> **Given task**: Among the lines below, how many carry the string "Fatty"? Reply with a number and nothing else.

----

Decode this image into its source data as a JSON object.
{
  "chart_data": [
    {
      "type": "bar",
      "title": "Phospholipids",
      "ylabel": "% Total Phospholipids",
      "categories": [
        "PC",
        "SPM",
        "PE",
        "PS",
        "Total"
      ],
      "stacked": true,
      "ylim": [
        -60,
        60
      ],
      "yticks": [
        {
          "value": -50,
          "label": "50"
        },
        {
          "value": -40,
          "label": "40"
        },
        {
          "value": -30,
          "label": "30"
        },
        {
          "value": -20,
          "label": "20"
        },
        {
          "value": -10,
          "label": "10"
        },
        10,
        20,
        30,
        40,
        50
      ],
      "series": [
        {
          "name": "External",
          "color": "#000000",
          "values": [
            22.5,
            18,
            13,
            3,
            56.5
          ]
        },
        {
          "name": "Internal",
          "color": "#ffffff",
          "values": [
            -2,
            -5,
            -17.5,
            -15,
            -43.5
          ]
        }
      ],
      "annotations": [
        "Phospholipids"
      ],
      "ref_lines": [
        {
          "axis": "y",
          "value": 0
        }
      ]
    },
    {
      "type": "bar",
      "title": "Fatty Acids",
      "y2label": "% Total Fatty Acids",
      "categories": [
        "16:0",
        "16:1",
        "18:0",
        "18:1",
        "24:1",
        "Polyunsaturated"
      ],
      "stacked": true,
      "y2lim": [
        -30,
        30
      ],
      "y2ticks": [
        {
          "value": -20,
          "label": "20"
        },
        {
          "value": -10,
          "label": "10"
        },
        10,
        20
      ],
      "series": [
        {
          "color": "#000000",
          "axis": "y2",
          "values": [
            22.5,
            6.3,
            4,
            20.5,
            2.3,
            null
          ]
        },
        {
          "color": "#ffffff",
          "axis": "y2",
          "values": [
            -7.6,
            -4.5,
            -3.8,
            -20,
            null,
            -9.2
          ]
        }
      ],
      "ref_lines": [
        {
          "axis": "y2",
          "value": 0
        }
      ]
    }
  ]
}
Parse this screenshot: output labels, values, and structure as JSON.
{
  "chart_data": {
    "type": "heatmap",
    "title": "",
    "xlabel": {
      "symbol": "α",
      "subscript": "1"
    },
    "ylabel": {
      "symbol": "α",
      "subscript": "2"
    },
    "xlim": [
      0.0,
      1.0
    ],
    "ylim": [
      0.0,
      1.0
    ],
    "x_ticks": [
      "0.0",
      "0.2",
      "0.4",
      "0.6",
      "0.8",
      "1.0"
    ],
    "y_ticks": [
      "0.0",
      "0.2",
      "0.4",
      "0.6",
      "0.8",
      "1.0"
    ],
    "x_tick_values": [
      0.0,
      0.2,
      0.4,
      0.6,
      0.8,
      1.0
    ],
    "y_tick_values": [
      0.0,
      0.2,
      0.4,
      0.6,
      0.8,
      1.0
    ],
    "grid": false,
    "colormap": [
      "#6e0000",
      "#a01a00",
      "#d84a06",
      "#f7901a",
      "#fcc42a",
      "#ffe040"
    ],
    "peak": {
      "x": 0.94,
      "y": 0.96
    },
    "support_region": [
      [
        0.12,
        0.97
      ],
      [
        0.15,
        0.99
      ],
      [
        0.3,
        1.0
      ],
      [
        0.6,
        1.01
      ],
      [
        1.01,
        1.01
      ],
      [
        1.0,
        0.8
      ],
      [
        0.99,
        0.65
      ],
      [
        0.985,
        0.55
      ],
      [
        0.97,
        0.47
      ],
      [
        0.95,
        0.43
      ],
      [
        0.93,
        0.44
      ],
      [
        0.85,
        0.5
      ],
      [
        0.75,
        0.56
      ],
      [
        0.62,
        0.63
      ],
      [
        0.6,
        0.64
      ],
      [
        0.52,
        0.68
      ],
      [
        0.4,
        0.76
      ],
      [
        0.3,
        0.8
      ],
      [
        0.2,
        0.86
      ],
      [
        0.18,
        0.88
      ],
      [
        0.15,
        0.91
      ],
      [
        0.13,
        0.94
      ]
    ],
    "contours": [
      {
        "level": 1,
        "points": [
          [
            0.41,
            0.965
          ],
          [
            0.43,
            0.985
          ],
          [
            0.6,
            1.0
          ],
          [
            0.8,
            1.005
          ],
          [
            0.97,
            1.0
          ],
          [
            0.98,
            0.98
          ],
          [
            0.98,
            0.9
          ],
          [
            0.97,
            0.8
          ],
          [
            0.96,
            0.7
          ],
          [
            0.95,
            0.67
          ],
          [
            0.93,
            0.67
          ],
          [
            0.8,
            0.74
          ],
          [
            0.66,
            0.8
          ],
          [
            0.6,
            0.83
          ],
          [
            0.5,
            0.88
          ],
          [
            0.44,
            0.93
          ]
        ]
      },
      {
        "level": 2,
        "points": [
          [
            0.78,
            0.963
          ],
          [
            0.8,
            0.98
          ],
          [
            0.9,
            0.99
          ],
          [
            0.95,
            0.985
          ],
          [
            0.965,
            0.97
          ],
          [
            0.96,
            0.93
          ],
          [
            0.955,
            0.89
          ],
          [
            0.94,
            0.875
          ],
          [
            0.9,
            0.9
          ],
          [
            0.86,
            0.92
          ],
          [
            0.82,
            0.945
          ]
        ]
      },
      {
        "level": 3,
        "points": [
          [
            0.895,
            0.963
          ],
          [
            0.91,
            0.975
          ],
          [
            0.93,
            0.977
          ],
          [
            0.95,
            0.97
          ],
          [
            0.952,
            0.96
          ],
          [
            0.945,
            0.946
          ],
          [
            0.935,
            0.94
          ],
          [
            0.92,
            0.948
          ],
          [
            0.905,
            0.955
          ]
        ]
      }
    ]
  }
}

----

> **Task answer**: 2